▶ _Saved entries_
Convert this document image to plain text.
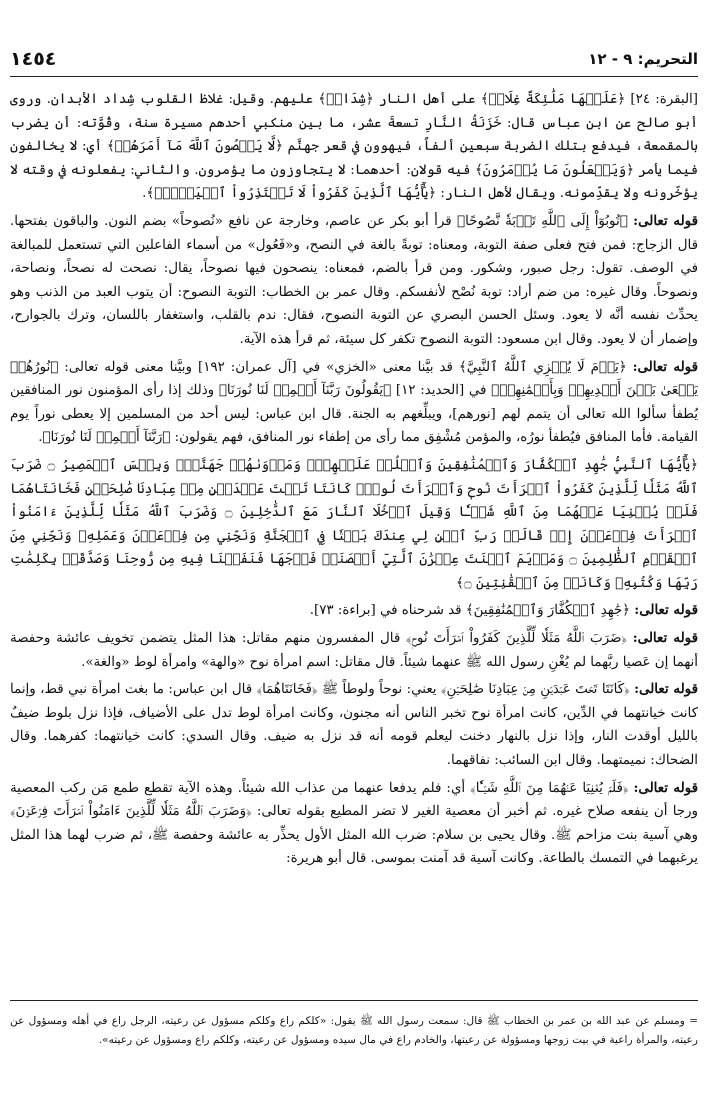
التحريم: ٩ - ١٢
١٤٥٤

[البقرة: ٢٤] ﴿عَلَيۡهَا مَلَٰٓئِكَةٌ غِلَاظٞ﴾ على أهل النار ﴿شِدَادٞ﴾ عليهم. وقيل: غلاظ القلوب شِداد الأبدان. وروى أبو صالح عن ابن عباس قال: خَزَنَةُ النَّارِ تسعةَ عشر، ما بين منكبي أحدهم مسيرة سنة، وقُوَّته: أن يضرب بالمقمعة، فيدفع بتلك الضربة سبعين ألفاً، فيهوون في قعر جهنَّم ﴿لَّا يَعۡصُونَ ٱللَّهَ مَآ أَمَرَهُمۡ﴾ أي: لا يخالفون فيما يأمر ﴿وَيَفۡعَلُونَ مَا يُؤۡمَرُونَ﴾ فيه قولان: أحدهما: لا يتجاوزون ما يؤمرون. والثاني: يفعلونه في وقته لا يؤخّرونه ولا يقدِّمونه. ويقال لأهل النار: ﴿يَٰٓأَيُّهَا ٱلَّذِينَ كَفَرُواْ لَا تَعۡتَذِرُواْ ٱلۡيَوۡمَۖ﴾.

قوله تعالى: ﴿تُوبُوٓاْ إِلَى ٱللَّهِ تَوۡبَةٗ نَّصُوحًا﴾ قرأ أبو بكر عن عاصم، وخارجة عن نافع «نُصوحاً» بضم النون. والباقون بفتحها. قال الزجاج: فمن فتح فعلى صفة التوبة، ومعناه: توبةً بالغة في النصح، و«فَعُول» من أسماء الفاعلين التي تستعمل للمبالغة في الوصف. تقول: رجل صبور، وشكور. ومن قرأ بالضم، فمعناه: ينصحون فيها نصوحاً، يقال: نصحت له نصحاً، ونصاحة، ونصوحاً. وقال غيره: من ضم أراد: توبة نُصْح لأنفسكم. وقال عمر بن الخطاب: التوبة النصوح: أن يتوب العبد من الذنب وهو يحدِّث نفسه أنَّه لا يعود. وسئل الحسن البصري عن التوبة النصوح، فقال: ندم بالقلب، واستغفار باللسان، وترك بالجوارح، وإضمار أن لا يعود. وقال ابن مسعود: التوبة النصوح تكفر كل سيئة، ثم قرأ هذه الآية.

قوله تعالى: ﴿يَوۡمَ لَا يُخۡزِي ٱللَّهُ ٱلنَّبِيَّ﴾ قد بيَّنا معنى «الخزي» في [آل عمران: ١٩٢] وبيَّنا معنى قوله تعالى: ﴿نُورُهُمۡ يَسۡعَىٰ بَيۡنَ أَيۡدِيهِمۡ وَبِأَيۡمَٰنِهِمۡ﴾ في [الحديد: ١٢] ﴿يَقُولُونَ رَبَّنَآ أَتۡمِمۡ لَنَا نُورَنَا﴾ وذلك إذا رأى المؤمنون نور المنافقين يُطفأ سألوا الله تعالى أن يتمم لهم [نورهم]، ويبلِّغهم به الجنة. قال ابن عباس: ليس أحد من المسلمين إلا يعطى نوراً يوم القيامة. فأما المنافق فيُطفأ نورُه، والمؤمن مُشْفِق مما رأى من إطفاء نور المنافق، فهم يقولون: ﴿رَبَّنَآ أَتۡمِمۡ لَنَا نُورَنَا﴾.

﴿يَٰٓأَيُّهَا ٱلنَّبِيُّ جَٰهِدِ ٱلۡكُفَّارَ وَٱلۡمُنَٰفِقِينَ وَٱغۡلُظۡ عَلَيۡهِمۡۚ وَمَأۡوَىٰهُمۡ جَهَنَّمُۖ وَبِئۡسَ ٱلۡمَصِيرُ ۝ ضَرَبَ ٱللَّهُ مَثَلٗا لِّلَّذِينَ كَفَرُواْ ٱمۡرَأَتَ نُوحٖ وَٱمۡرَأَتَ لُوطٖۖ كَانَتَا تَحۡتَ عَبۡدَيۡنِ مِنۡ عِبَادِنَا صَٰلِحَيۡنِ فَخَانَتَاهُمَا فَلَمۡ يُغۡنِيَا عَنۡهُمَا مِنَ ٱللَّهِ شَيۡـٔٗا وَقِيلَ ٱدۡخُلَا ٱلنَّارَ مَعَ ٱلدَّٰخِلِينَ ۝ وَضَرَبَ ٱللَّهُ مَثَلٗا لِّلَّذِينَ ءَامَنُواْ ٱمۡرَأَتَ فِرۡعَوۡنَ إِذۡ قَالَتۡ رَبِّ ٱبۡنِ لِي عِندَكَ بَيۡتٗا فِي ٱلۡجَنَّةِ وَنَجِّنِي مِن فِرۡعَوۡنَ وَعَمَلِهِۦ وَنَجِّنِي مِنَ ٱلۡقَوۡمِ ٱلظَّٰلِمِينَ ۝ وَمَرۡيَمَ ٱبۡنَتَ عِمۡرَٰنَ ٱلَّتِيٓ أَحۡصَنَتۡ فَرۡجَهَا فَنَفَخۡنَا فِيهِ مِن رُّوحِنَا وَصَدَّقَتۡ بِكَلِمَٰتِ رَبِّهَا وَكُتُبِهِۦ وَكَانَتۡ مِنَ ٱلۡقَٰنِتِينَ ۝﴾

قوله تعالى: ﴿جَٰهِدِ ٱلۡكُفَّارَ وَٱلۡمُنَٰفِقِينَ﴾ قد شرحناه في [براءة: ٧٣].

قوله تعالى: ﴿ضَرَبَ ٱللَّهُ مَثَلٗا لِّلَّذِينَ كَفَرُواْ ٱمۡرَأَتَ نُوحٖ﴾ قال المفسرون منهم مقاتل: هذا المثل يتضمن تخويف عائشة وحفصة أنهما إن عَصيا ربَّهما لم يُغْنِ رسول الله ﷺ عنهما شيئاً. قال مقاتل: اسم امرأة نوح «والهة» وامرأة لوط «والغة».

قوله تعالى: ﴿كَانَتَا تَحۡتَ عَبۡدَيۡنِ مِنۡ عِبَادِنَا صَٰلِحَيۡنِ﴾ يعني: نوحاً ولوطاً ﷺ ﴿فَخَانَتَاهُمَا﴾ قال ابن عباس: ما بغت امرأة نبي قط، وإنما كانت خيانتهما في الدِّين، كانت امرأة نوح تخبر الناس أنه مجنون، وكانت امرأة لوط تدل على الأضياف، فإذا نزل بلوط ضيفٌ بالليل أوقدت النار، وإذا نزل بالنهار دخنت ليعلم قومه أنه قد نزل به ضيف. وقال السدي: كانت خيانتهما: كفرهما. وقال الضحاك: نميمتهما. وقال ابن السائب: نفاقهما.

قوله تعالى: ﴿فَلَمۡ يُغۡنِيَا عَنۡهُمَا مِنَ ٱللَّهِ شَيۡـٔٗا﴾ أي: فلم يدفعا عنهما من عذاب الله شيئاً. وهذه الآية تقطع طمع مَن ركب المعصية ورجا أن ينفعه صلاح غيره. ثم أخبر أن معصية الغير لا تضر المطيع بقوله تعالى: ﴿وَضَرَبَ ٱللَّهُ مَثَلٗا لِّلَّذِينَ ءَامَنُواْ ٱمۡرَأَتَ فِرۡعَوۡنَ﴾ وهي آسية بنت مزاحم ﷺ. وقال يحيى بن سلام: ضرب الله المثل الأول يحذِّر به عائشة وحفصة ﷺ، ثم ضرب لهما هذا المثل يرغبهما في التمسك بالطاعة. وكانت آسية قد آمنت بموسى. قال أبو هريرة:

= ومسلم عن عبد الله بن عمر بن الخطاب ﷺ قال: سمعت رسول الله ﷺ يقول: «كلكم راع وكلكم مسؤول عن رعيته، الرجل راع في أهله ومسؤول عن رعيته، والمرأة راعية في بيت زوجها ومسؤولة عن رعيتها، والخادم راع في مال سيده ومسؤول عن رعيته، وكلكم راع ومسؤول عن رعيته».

▶ _Work to complete_
Write the full listing out again with every line unchanged, but include no pictures.

▶ _Output of the task_
Convert this document image to plain text.
التحريم: ٩ - ١٢
١٤٥٤

[البقرة: ٢٤] ﴿عَلَيۡهَا مَلَٰٓئِكَةٌ غِلَاظٞ﴾ على أهل النار ﴿شِدَادٞ﴾ عليهم. وقيل: غلاظ القلوب شِداد الأبدان. وروى أبو صالح عن ابن عباس قال: خَزَنَةُ النَّارِ تسعةَ عشر، ما بين منكبي أحدهم مسيرة سنة، وقُوَّته: أن يضرب بالمقمعة، فيدفع بتلك الضربة سبعين ألفاً، فيهوون في قعر جهنَّم ﴿لَّا يَعۡصُونَ ٱللَّهَ مَآ أَمَرَهُمۡ﴾ أي: لا يخالفون فيما يأمر ﴿وَيَفۡعَلُونَ مَا يُؤۡمَرُونَ﴾ فيه قولان: أحدهما: لا يتجاوزون ما يؤمرون. والثاني: يفعلونه في وقته لا يؤخّرونه ولا يقدِّمونه. ويقال لأهل النار: ﴿يَٰٓأَيُّهَا ٱلَّذِينَ كَفَرُواْ لَا تَعۡتَذِرُواْ ٱلۡيَوۡمَۖ﴾.

قوله تعالى: ﴿تُوبُوٓاْ إِلَى ٱللَّهِ تَوۡبَةٗ نَّصُوحًا﴾ قرأ أبو بكر عن عاصم، وخارجة عن نافع «نُصوحاً» بضم النون. والباقون بفتحها. قال الزجاج: فمن فتح فعلى صفة التوبة، ومعناه: توبةً بالغة في النصح، و«فَعُول» من أسماء الفاعلين التي تستعمل للمبالغة في الوصف. تقول: رجل صبور، وشكور. ومن قرأ بالضم، فمعناه: ينصحون فيها نصوحاً، يقال: نصحت له نصحاً، ونصاحة، ونصوحاً. وقال غيره: من ضم أراد: توبة نُصْح لأنفسكم. وقال عمر بن الخطاب: التوبة النصوح: أن يتوب العبد من الذنب وهو يحدِّث نفسه أنَّه لا يعود. وسئل الحسن البصري عن التوبة النصوح، فقال: ندم بالقلب، واستغفار باللسان، وترك بالجوارح، وإضمار أن لا يعود. وقال ابن مسعود: التوبة النصوح تكفر كل سيئة، ثم قرأ هذه الآية.

قوله تعالى: ﴿يَوۡمَ لَا يُخۡزِي ٱللَّهُ ٱلنَّبِيَّ﴾ قد بيَّنا معنى «الخزي» في [آل عمران: ١٩٢] وبيَّنا معنى قوله تعالى: ﴿نُورُهُمۡ يَسۡعَىٰ بَيۡنَ أَيۡدِيهِمۡ وَبِأَيۡمَٰنِهِمۡ﴾ في [الحديد: ١٢] ﴿يَقُولُونَ رَبَّنَآ أَتۡمِمۡ لَنَا نُورَنَا﴾ وذلك إذا رأى المؤمنون نور المنافقين يُطفأ سألوا الله تعالى أن يتمم لهم [نورهم]، ويبلِّغهم به الجنة. قال ابن عباس: ليس أحد من المسلمين إلا يعطى نوراً يوم القيامة. فأما المنافق فيُطفأ نورُه، والمؤمن مُشْفِق مما رأى من إطفاء نور المنافق، فهم يقولون: ﴿رَبَّنَآ أَتۡمِمۡ لَنَا نُورَنَا﴾.

﴿يَٰٓأَيُّهَا ٱلنَّبِيُّ جَٰهِدِ ٱلۡكُفَّارَ وَٱلۡمُنَٰفِقِينَ وَٱغۡلُظۡ عَلَيۡهِمۡۚ وَمَأۡوَىٰهُمۡ جَهَنَّمُۖ وَبِئۡسَ ٱلۡمَصِيرُ ۝ ضَرَبَ ٱللَّهُ مَثَلٗا لِّلَّذِينَ كَفَرُواْ ٱمۡرَأَتَ نُوحٖ وَٱمۡرَأَتَ لُوطٖۖ كَانَتَا تَحۡتَ عَبۡدَيۡنِ مِنۡ عِبَادِنَا صَٰلِحَيۡنِ فَخَانَتَاهُمَا فَلَمۡ يُغۡنِيَا عَنۡهُمَا مِنَ ٱللَّهِ شَيۡـٔٗا وَقِيلَ ٱدۡخُلَا ٱلنَّارَ مَعَ ٱلدَّٰخِلِينَ ۝ وَضَرَبَ ٱللَّهُ مَثَلٗا لِّلَّذِينَ ءَامَنُواْ ٱمۡرَأَتَ فِرۡعَوۡنَ إِذۡ قَالَتۡ رَبِّ ٱبۡنِ لِي عِندَكَ بَيۡتٗا فِي ٱلۡجَنَّةِ وَنَجِّنِي مِن فِرۡعَوۡنَ وَعَمَلِهِۦ وَنَجِّنِي مِنَ ٱلۡقَوۡمِ ٱلظَّٰلِمِينَ ۝ وَمَرۡيَمَ ٱبۡنَتَ عِمۡرَٰنَ ٱلَّتِيٓ أَحۡصَنَتۡ فَرۡجَهَا فَنَفَخۡنَا فِيهِ مِن رُّوحِنَا وَصَدَّقَتۡ بِكَلِمَٰتِ رَبِّهَا وَكُتُبِهِۦ وَكَانَتۡ مِنَ ٱلۡقَٰنِتِينَ ۝﴾

قوله تعالى: ﴿جَٰهِدِ ٱلۡكُفَّارَ وَٱلۡمُنَٰفِقِينَ﴾ قد شرحناه في [براءة: ٧٣].

قوله تعالى: ﴿ضَرَبَ ٱللَّهُ مَثَلٗا لِّلَّذِينَ كَفَرُواْ ٱمۡرَأَتَ نُوحٖ﴾ قال المفسرون منهم مقاتل: هذا المثل يتضمن تخويف عائشة وحفصة أنهما إن عَصيا ربَّهما لم يُغْنِ رسول الله ﷺ عنهما شيئاً. قال مقاتل: اسم امرأة نوح «والهة» وامرأة لوط «والغة».

قوله تعالى: ﴿كَانَتَا تَحۡتَ عَبۡدَيۡنِ مِنۡ عِبَادِنَا صَٰلِحَيۡنِ﴾ يعني: نوحاً ولوطاً ﷺ ﴿فَخَانَتَاهُمَا﴾ قال ابن عباس: ما بغت امرأة نبي قط، وإنما كانت خيانتهما في الدِّين، كانت امرأة نوح تخبر الناس أنه مجنون، وكانت امرأة لوط تدل على الأضياف، فإذا نزل بلوط ضيفٌ بالليل أوقدت النار، وإذا نزل بالنهار دخنت ليعلم قومه أنه قد نزل به ضيف. وقال السدي: كانت خيانتهما: كفرهما. وقال الضحاك: نميمتهما. وقال ابن السائب: نفاقهما.

قوله تعالى: ﴿فَلَمۡ يُغۡنِيَا عَنۡهُمَا مِنَ ٱللَّهِ شَيۡـٔٗا﴾ أي: فلم يدفعا عنهما من عذاب الله شيئاً. وهذه الآية تقطع طمع مَن ركب المعصية ورجا أن ينفعه صلاح غيره. ثم أخبر أن معصية الغير لا تضر المطيع بقوله تعالى: ﴿وَضَرَبَ ٱللَّهُ مَثَلٗا لِّلَّذِينَ ءَامَنُواْ ٱمۡرَأَتَ فِرۡعَوۡنَ﴾ وهي آسية بنت مزاحم ﷺ. وقال يحيى بن سلام: ضرب الله المثل الأول يحذِّر به عائشة وحفصة ﷺ، ثم ضرب لهما هذا المثل يرغبهما في التمسك بالطاعة. وكانت آسية قد آمنت بموسى. قال أبو هريرة:

= ومسلم عن عبد الله بن عمر بن الخطاب ﷺ قال: سمعت رسول الله ﷺ يقول: «كلكم راع وكلكم مسؤول عن رعيته، الرجل راع في أهله ومسؤول عن رعيته، والمرأة راعية في بيت زوجها ومسؤولة عن رعيتها، والخادم راع في مال سيده ومسؤول عن رعيته، وكلكم راع ومسؤول عن رعيته».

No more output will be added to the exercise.